----- Working data -----

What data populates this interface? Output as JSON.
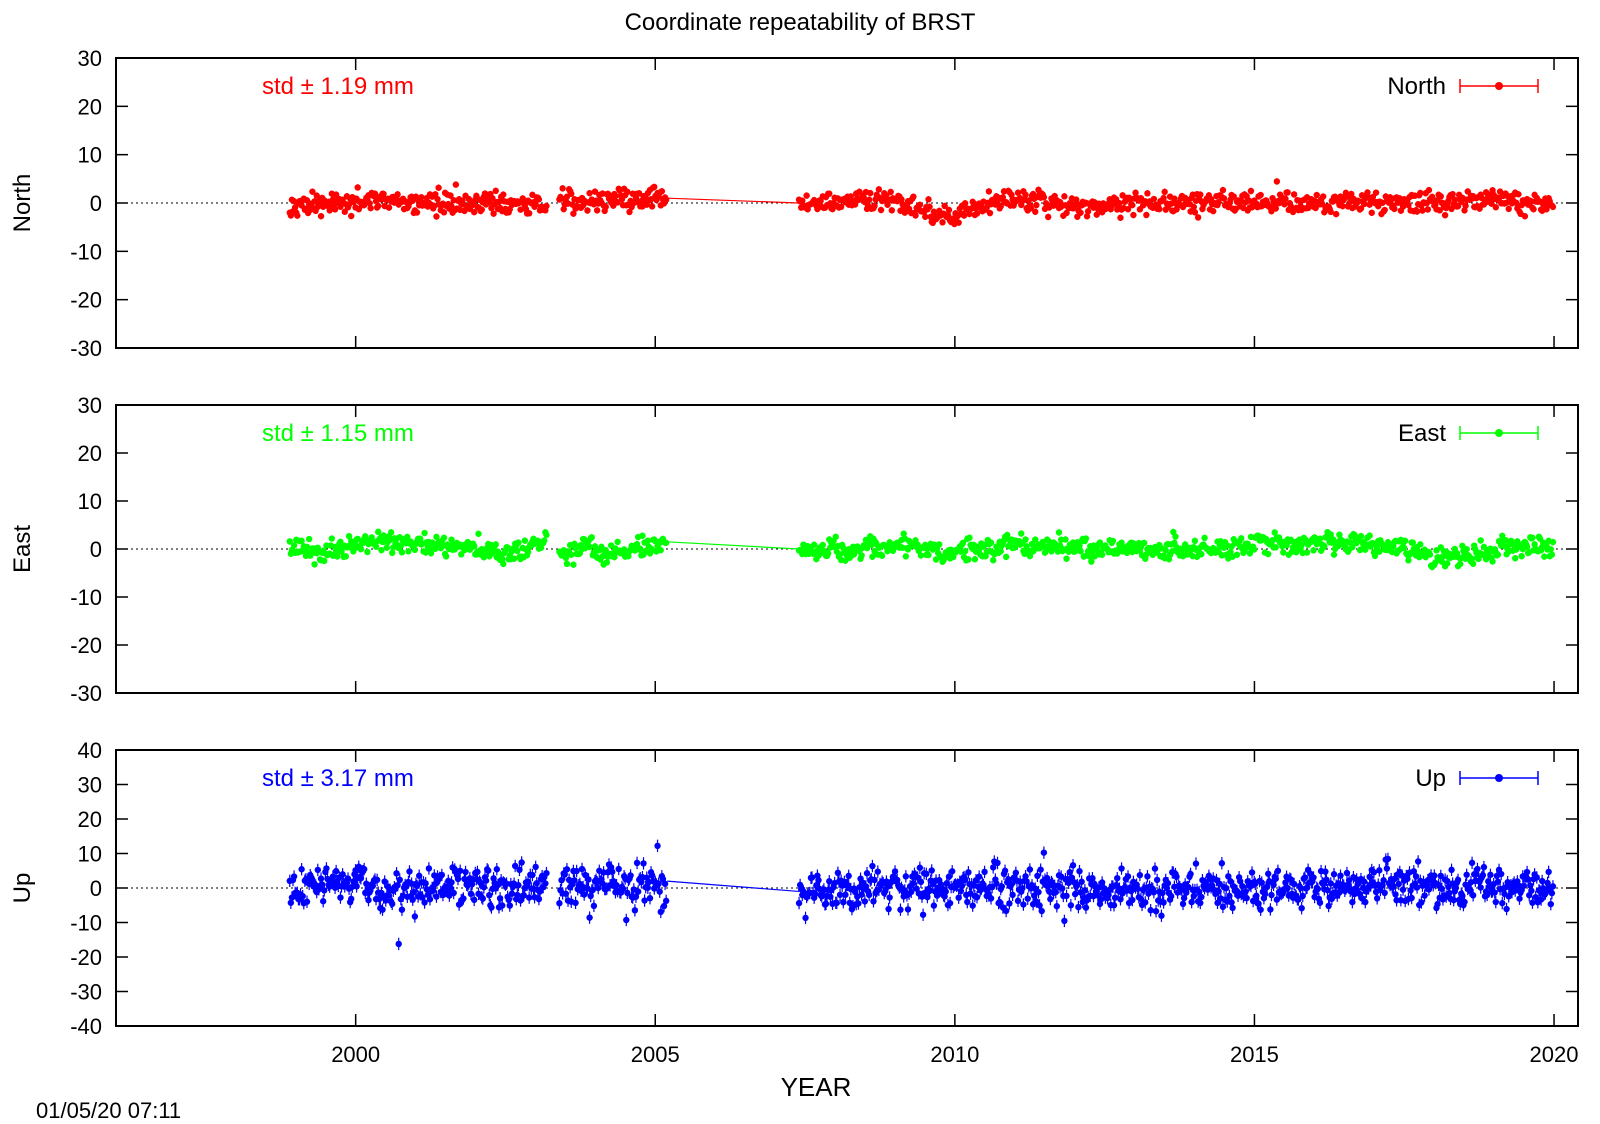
{
  "title": "Coordinate repeatability of BRST",
  "xlabel": "YEAR",
  "timestamp": "01/05/20 07:11",
  "chart_data": [
    {
      "type": "scatter",
      "name": "north",
      "ylabel": "North",
      "legend": "North",
      "legend_position": "top-right",
      "std_label": "std ± 1.19 mm",
      "color": "#ff0000",
      "xlim": [
        1996,
        2020.4
      ],
      "ylim": [
        -30,
        30
      ],
      "yticks": [
        -30,
        -20,
        -10,
        0,
        10,
        20,
        30
      ],
      "xticks": [
        2000,
        2005,
        2010,
        2015,
        2020
      ],
      "zero_line": true,
      "gap": [
        2005.3,
        2007.4
      ],
      "segments": [
        {
          "x": [
            1998.9,
            1999.5,
            2000.2,
            2000.8,
            2001.5,
            2002.2,
            2002.9,
            2003.2
          ],
          "y": [
            0,
            -0.5,
            0.3,
            0,
            -0.3,
            0,
            -0.5,
            -0.8
          ]
        },
        {
          "x": [
            2003.4,
            2003.7,
            2004.0,
            2004.4,
            2004.8,
            2005.2
          ],
          "y": [
            1.5,
            0,
            0.5,
            1,
            0.5,
            1
          ]
        },
        {
          "x": [
            2007.4,
            2008.0,
            2008.6,
            2009.2,
            2009.8,
            2010.4,
            2011.0,
            2011.6,
            2012.2,
            2012.8,
            2013.5,
            2014.2,
            2015.0,
            2015.8,
            2016.6,
            2017.4,
            2018.2,
            2018.8,
            2019.4,
            2020.0
          ],
          "y": [
            0,
            0,
            0.5,
            0,
            -3,
            -1,
            1,
            0,
            -1,
            0,
            0,
            0,
            0.5,
            0,
            0.5,
            0,
            0,
            1,
            0,
            0
          ]
        }
      ]
    },
    {
      "type": "scatter",
      "name": "east",
      "ylabel": "East",
      "legend": "East",
      "legend_position": "top-right",
      "std_label": "std ± 1.15 mm",
      "color": "#00ff00",
      "xlim": [
        1996,
        2020.4
      ],
      "ylim": [
        -30,
        30
      ],
      "yticks": [
        -30,
        -20,
        -10,
        0,
        10,
        20,
        30
      ],
      "xticks": [
        2000,
        2005,
        2010,
        2015,
        2020
      ],
      "zero_line": true,
      "gap": [
        2005.3,
        2007.4
      ],
      "segments": [
        {
          "x": [
            1998.9,
            1999.5,
            2000.2,
            2000.8,
            2001.5,
            2002.2,
            2002.9,
            2003.2
          ],
          "y": [
            0,
            -0.5,
            1.5,
            1,
            1,
            -0.5,
            0,
            2
          ]
        },
        {
          "x": [
            2003.4,
            2003.8,
            2004.2,
            2004.6,
            2005.0,
            2005.2
          ],
          "y": [
            -1.5,
            1,
            -1.5,
            0,
            1,
            1.5
          ]
        },
        {
          "x": [
            2007.4,
            2008.0,
            2008.6,
            2009.2,
            2009.8,
            2010.4,
            2011.0,
            2011.6,
            2012.2,
            2012.8,
            2013.5,
            2014.2,
            2015.0,
            2015.8,
            2016.6,
            2017.4,
            2018.0,
            2018.6,
            2019.2,
            2020.0
          ],
          "y": [
            0,
            0,
            0,
            1,
            -1,
            0,
            0.5,
            1,
            0,
            0.5,
            -0.5,
            0,
            1,
            0.5,
            1.5,
            0,
            -1.5,
            -1,
            0,
            0.5
          ]
        }
      ]
    },
    {
      "type": "scatter",
      "name": "up",
      "ylabel": "Up",
      "legend": "Up",
      "legend_position": "top-right",
      "std_label": "std ± 3.17 mm",
      "color": "#0000ff",
      "xlim": [
        1996,
        2020.4
      ],
      "ylim": [
        -40,
        40
      ],
      "yticks": [
        -40,
        -30,
        -20,
        -10,
        0,
        10,
        20,
        30,
        40
      ],
      "xticks": [
        2000,
        2005,
        2010,
        2015,
        2020
      ],
      "zero_line": true,
      "gap": [
        2005.3,
        2007.4
      ],
      "segments": [
        {
          "x": [
            1998.9,
            1999.5,
            2000.2,
            2000.8,
            2001.5,
            2002.2,
            2002.9,
            2003.2
          ],
          "y": [
            0,
            1,
            0,
            -1,
            0,
            0.5,
            0,
            0
          ]
        },
        {
          "x": [
            2003.4,
            2003.8,
            2004.2,
            2004.6,
            2005.0,
            2005.2
          ],
          "y": [
            1,
            2,
            1,
            0,
            1,
            2
          ]
        },
        {
          "x": [
            2007.4,
            2008.0,
            2008.6,
            2009.2,
            2009.8,
            2010.4,
            2011.0,
            2011.6,
            2012.2,
            2012.8,
            2013.5,
            2014.2,
            2015.0,
            2015.8,
            2016.6,
            2017.4,
            2018.2,
            2018.8,
            2019.4,
            2020.0
          ],
          "y": [
            -1,
            0,
            0,
            0.5,
            0,
            0,
            0,
            0.5,
            0,
            0,
            -0.5,
            0,
            -1,
            0,
            0.5,
            1,
            0,
            0,
            0.5,
            0
          ]
        }
      ]
    }
  ]
}
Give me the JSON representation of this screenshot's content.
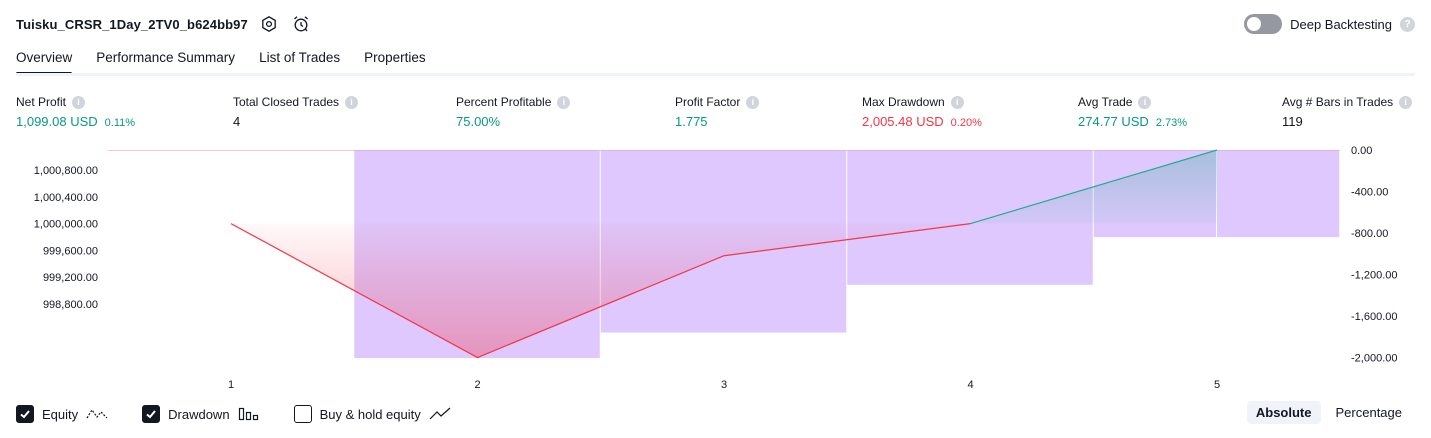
{
  "header": {
    "strategy_name": "Tuisku_CRSR_1Day_2TV0_b624bb97",
    "settings_icon": "gear-icon",
    "alert_icon": "alarm-clock-icon",
    "deep_backtesting_label": "Deep Backtesting",
    "deep_backtesting_enabled": false,
    "help_icon": "?"
  },
  "tabs": [
    {
      "label": "Overview",
      "active": true
    },
    {
      "label": "Performance Summary",
      "active": false
    },
    {
      "label": "List of Trades",
      "active": false
    },
    {
      "label": "Properties",
      "active": false
    }
  ],
  "metrics": [
    {
      "label": "Net Profit",
      "value": "1,099.08 USD",
      "pct": "0.11%",
      "tone": "green"
    },
    {
      "label": "Total Closed Trades",
      "value": "4",
      "pct": "",
      "tone": "dark"
    },
    {
      "label": "Percent Profitable",
      "value": "75.00%",
      "pct": "",
      "tone": "green"
    },
    {
      "label": "Profit Factor",
      "value": "1.775",
      "pct": "",
      "tone": "green"
    },
    {
      "label": "Max Drawdown",
      "value": "2,005.48 USD",
      "pct": "0.20%",
      "tone": "red"
    },
    {
      "label": "Avg Trade",
      "value": "274.77 USD",
      "pct": "2.73%",
      "tone": "green"
    },
    {
      "label": "Avg # Bars in Trades",
      "value": "119",
      "pct": "",
      "tone": "dark"
    }
  ],
  "metric_info_icon": "i",
  "chart_data": {
    "type": "line",
    "x": [
      1,
      2,
      3,
      4,
      5
    ],
    "series": [
      {
        "name": "Equity",
        "values": [
          1000000.0,
          998000.0,
          999520.0,
          1000000.0,
          1001099.08
        ]
      },
      {
        "name": "Drawdown",
        "values": [
          -2005.48,
          -1760.0,
          -1300.0,
          -840.0,
          -840.0
        ]
      }
    ],
    "drawdown_bars": [
      {
        "x_from": 1.5,
        "x_to": 2.5,
        "value": -2005.48
      },
      {
        "x_from": 2.5,
        "x_to": 3.5,
        "value": -1760.0
      },
      {
        "x_from": 3.5,
        "x_to": 4.5,
        "value": -1300.0
      },
      {
        "x_from": 4.5,
        "x_to": 5.0,
        "value": -840.0
      },
      {
        "x_from": 5.0,
        "x_to": 5.5,
        "value": -840.0
      }
    ],
    "left_ticks": [
      "1,000,800.00",
      "1,000,400.00",
      "1,000,000.00",
      "999,600.00",
      "999,200.00",
      "998,800.00"
    ],
    "left_tick_values": [
      1000800,
      1000400,
      1000000,
      999600,
      999200,
      998800
    ],
    "right_ticks": [
      "0.00",
      "-400.00",
      "-800.00",
      "-1,200.00",
      "-1,600.00",
      "-2,000.00"
    ],
    "right_tick_values": [
      0,
      -400,
      -800,
      -1200,
      -1600,
      -2000
    ],
    "x_ticks": [
      "1",
      "2",
      "3",
      "4",
      "5"
    ],
    "left_ylim": [
      997993,
      1001099
    ],
    "right_ylim": [
      -2005.48,
      0
    ],
    "colors": {
      "equity_loss": "#f23645",
      "equity_gain": "#22ab94",
      "drawdown": "#c9a7fb"
    }
  },
  "legend": {
    "items": [
      {
        "label": "Equity",
        "checked": true,
        "icon": "equity-line-icon"
      },
      {
        "label": "Drawdown",
        "checked": true,
        "icon": "drawdown-bars-icon"
      },
      {
        "label": "Buy & hold equity",
        "checked": false,
        "icon": "buy-hold-line-icon"
      }
    ]
  },
  "view_switch": {
    "absolute_label": "Absolute",
    "percentage_label": "Percentage",
    "selected": "Absolute"
  }
}
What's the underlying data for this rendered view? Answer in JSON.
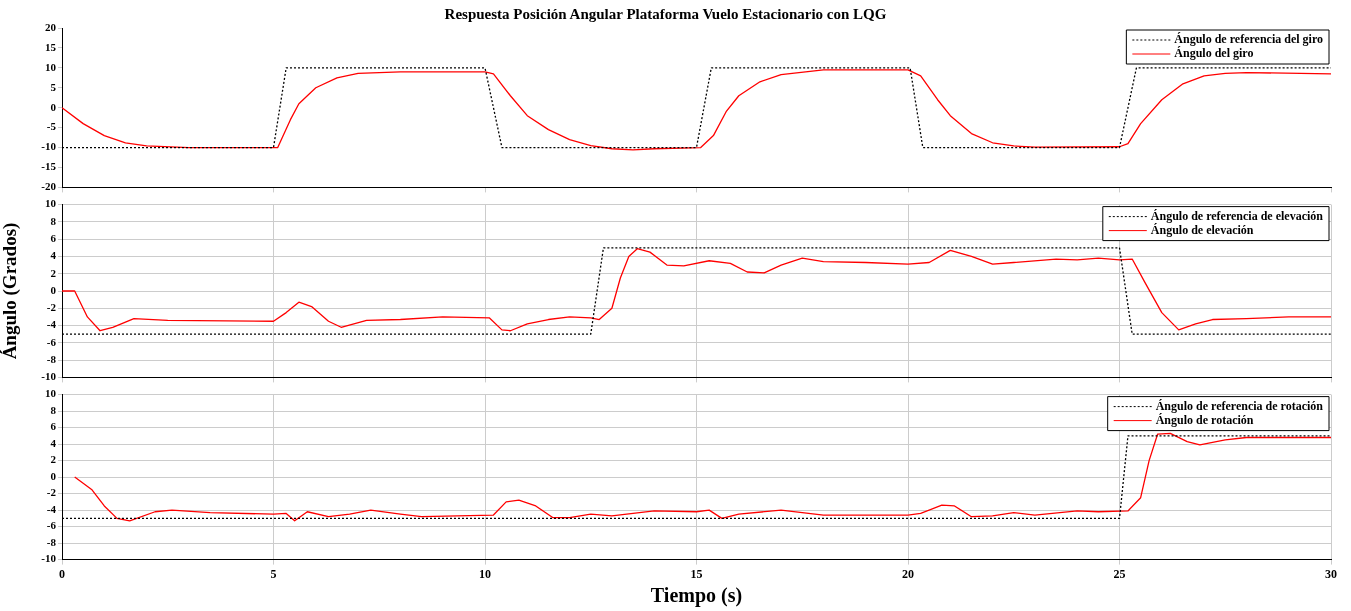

-----

* Written exercise
Return each line that includes "this".

* Exercise solution
What data populates this interface? Output as JSON.
Give me the JSON representation of this screenshot's content.
What's the underlying data for this rendered view? Answer in JSON.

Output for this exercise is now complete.